* **Stated problem**
Drop every picture and give the entries back exactly.

* **Stored rows**
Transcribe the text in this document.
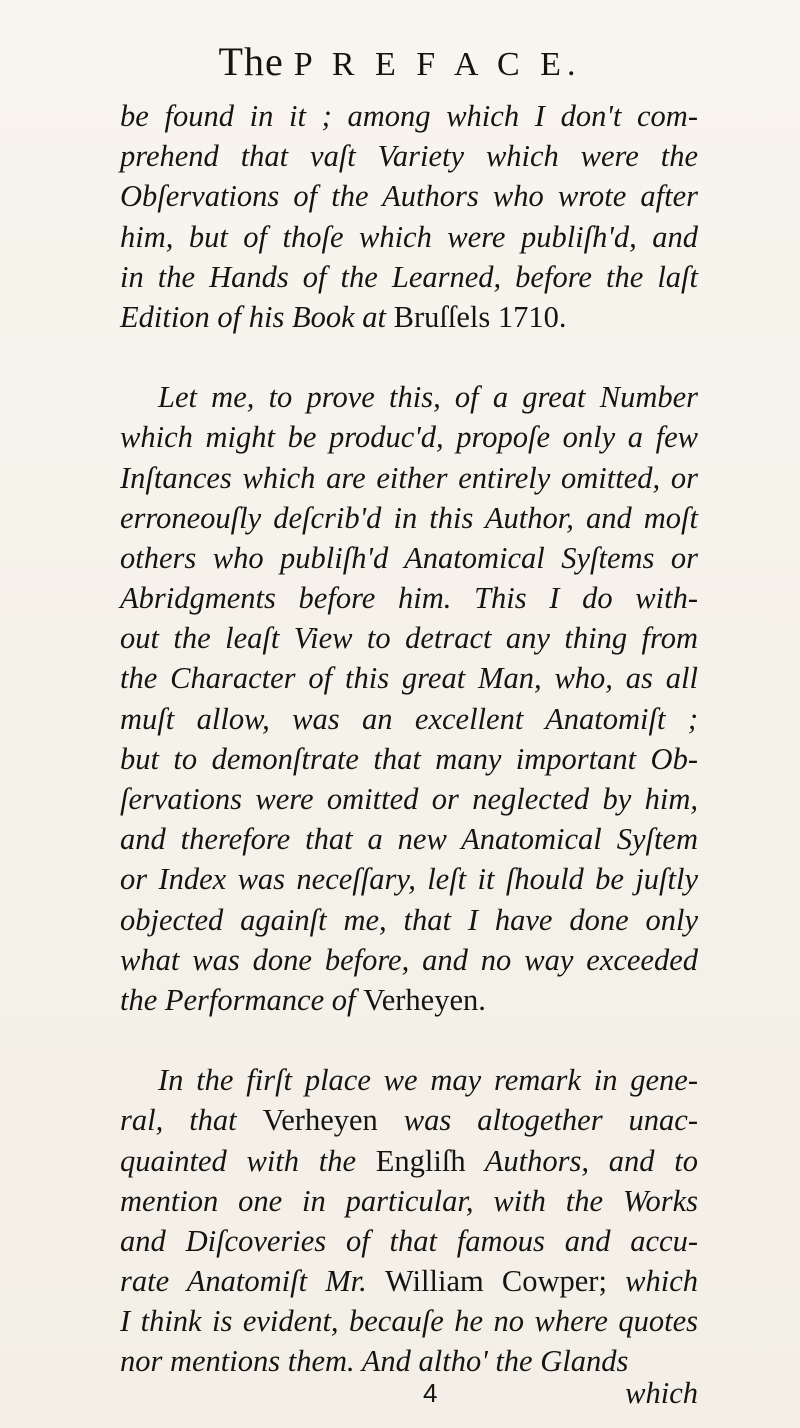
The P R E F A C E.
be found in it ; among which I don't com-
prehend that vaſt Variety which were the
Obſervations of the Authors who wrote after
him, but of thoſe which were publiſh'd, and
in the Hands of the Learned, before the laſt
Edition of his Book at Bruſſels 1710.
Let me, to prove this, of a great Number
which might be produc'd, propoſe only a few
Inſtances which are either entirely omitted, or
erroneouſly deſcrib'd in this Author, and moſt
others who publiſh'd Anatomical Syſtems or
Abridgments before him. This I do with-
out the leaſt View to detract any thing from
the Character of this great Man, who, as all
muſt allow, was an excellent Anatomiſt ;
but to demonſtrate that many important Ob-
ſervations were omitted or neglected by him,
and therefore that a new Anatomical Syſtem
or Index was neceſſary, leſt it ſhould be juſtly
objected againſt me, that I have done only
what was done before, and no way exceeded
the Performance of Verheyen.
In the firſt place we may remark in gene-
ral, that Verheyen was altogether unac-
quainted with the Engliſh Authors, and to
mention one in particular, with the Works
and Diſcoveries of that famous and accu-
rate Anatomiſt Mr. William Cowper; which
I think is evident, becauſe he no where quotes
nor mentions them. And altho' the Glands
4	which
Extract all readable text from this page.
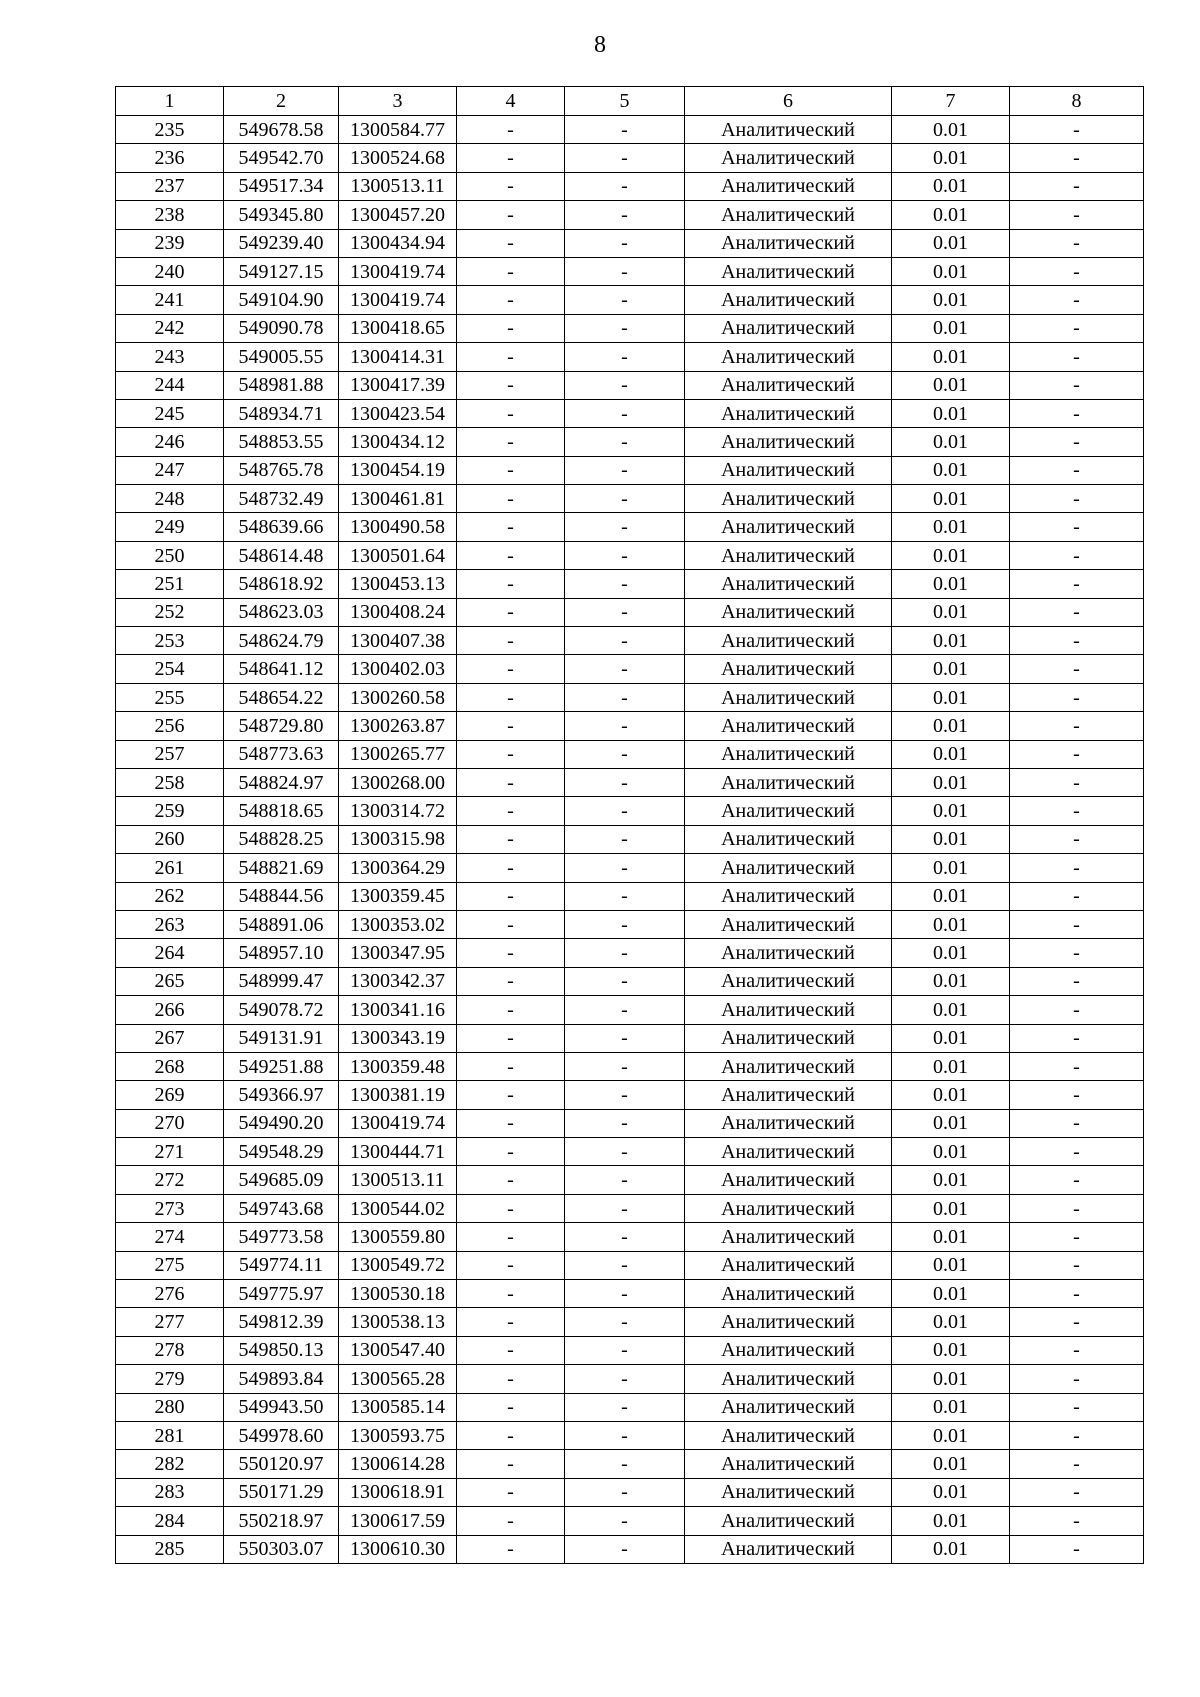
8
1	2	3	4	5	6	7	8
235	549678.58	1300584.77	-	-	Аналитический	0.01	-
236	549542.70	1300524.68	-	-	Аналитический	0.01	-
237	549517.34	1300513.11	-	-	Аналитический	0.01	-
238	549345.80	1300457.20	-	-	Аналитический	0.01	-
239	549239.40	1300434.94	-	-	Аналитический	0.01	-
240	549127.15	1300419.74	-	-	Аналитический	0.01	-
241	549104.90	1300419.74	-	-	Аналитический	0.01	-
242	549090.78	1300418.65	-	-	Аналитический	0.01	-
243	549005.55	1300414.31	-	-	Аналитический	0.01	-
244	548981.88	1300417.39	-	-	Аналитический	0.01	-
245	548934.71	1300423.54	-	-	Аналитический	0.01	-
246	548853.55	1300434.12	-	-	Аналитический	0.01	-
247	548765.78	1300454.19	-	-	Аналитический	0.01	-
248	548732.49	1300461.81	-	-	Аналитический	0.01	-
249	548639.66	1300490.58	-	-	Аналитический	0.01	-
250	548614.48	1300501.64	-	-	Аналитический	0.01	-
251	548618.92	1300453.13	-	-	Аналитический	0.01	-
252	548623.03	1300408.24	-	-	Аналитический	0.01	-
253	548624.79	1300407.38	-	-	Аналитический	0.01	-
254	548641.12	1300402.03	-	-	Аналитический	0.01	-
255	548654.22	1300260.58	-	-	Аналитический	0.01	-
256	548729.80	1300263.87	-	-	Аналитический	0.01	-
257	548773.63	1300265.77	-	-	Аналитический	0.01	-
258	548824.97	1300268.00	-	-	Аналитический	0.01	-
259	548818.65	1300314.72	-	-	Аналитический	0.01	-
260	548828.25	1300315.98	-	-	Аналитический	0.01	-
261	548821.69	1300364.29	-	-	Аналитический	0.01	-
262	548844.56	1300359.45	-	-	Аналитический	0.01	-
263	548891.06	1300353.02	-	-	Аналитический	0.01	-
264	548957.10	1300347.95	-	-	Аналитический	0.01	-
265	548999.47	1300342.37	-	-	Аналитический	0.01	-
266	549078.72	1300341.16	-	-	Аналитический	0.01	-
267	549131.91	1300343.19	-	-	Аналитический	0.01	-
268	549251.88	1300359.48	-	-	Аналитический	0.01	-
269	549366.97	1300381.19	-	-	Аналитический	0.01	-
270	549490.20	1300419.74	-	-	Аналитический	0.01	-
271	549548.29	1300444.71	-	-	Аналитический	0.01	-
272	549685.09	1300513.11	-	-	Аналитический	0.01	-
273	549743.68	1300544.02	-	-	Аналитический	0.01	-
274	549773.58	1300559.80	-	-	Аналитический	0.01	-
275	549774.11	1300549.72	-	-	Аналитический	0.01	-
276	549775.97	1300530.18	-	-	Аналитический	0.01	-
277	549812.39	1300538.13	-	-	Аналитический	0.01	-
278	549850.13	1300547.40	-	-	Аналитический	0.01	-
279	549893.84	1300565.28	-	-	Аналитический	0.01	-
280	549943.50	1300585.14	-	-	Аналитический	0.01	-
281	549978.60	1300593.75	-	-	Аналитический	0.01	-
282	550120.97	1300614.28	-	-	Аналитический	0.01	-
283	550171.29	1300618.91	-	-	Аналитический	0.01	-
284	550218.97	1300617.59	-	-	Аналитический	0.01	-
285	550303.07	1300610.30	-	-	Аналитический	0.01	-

* **Exercise output**
Transcribe the text in this document.
The P R E F A C E.
be found in it ; among which I don't com-
prehend that vaſt Variety which were the
Obſervations of the Authors who wrote after
him, but of thoſe which were publiſh'd, and
in the Hands of the Learned, before the laſt
Edition of his Book at Bruſſels 1710.
Let me, to prove this, of a great Number
which might be produc'd, propoſe only a few
Inſtances which are either entirely omitted, or
erroneouſly deſcrib'd in this Author, and moſt
others who publiſh'd Anatomical Syſtems or
Abridgments before him. This I do with-
out the leaſt View to detract any thing from
the Character of this great Man, who, as all
muſt allow, was an excellent Anatomiſt ;
but to demonſtrate that many important Ob-
ſervations were omitted or neglected by him,
and therefore that a new Anatomical Syſtem
or Index was neceſſary, leſt it ſhould be juſtly
objected againſt me, that I have done only
what was done before, and no way exceeded
the Performance of Verheyen.
In the firſt place we may remark in gene-
ral, that Verheyen was altogether unac-
quainted with the Engliſh Authors, and to
mention one in particular, with the Works
and Diſcoveries of that famous and accu-
rate Anatomiſt Mr. William Cowper; which
I think is evident, becauſe he no where quotes
nor mentions them. And altho' the Glands
4	which
Extract all readable text from this page.
8
1	2	3	4	5	6	7	8
235	549678.58	1300584.77	-	-	Аналитический	0.01	-
236	549542.70	1300524.68	-	-	Аналитический	0.01	-
237	549517.34	1300513.11	-	-	Аналитический	0.01	-
238	549345.80	1300457.20	-	-	Аналитический	0.01	-
239	549239.40	1300434.94	-	-	Аналитический	0.01	-
240	549127.15	1300419.74	-	-	Аналитический	0.01	-
241	549104.90	1300419.74	-	-	Аналитический	0.01	-
242	549090.78	1300418.65	-	-	Аналитический	0.01	-
243	549005.55	1300414.31	-	-	Аналитический	0.01	-
244	548981.88	1300417.39	-	-	Аналитический	0.01	-
245	548934.71	1300423.54	-	-	Аналитический	0.01	-
246	548853.55	1300434.12	-	-	Аналитический	0.01	-
247	548765.78	1300454.19	-	-	Аналитический	0.01	-
248	548732.49	1300461.81	-	-	Аналитический	0.01	-
249	548639.66	1300490.58	-	-	Аналитический	0.01	-
250	548614.48	1300501.64	-	-	Аналитический	0.01	-
251	548618.92	1300453.13	-	-	Аналитический	0.01	-
252	548623.03	1300408.24	-	-	Аналитический	0.01	-
253	548624.79	1300407.38	-	-	Аналитический	0.01	-
254	548641.12	1300402.03	-	-	Аналитический	0.01	-
255	548654.22	1300260.58	-	-	Аналитический	0.01	-
256	548729.80	1300263.87	-	-	Аналитический	0.01	-
257	548773.63	1300265.77	-	-	Аналитический	0.01	-
258	548824.97	1300268.00	-	-	Аналитический	0.01	-
259	548818.65	1300314.72	-	-	Аналитический	0.01	-
260	548828.25	1300315.98	-	-	Аналитический	0.01	-
261	548821.69	1300364.29	-	-	Аналитический	0.01	-
262	548844.56	1300359.45	-	-	Аналитический	0.01	-
263	548891.06	1300353.02	-	-	Аналитический	0.01	-
264	548957.10	1300347.95	-	-	Аналитический	0.01	-
265	548999.47	1300342.37	-	-	Аналитический	0.01	-
266	549078.72	1300341.16	-	-	Аналитический	0.01	-
267	549131.91	1300343.19	-	-	Аналитический	0.01	-
268	549251.88	1300359.48	-	-	Аналитический	0.01	-
269	549366.97	1300381.19	-	-	Аналитический	0.01	-
270	549490.20	1300419.74	-	-	Аналитический	0.01	-
271	549548.29	1300444.71	-	-	Аналитический	0.01	-
272	549685.09	1300513.11	-	-	Аналитический	0.01	-
273	549743.68	1300544.02	-	-	Аналитический	0.01	-
274	549773.58	1300559.80	-	-	Аналитический	0.01	-
275	549774.11	1300549.72	-	-	Аналитический	0.01	-
276	549775.97	1300530.18	-	-	Аналитический	0.01	-
277	549812.39	1300538.13	-	-	Аналитический	0.01	-
278	549850.13	1300547.40	-	-	Аналитический	0.01	-
279	549893.84	1300565.28	-	-	Аналитический	0.01	-
280	549943.50	1300585.14	-	-	Аналитический	0.01	-
281	549978.60	1300593.75	-	-	Аналитический	0.01	-
282	550120.97	1300614.28	-	-	Аналитический	0.01	-
283	550171.29	1300618.91	-	-	Аналитический	0.01	-
284	550218.97	1300617.59	-	-	Аналитический	0.01	-
285	550303.07	1300610.30	-	-	Аналитический	0.01	-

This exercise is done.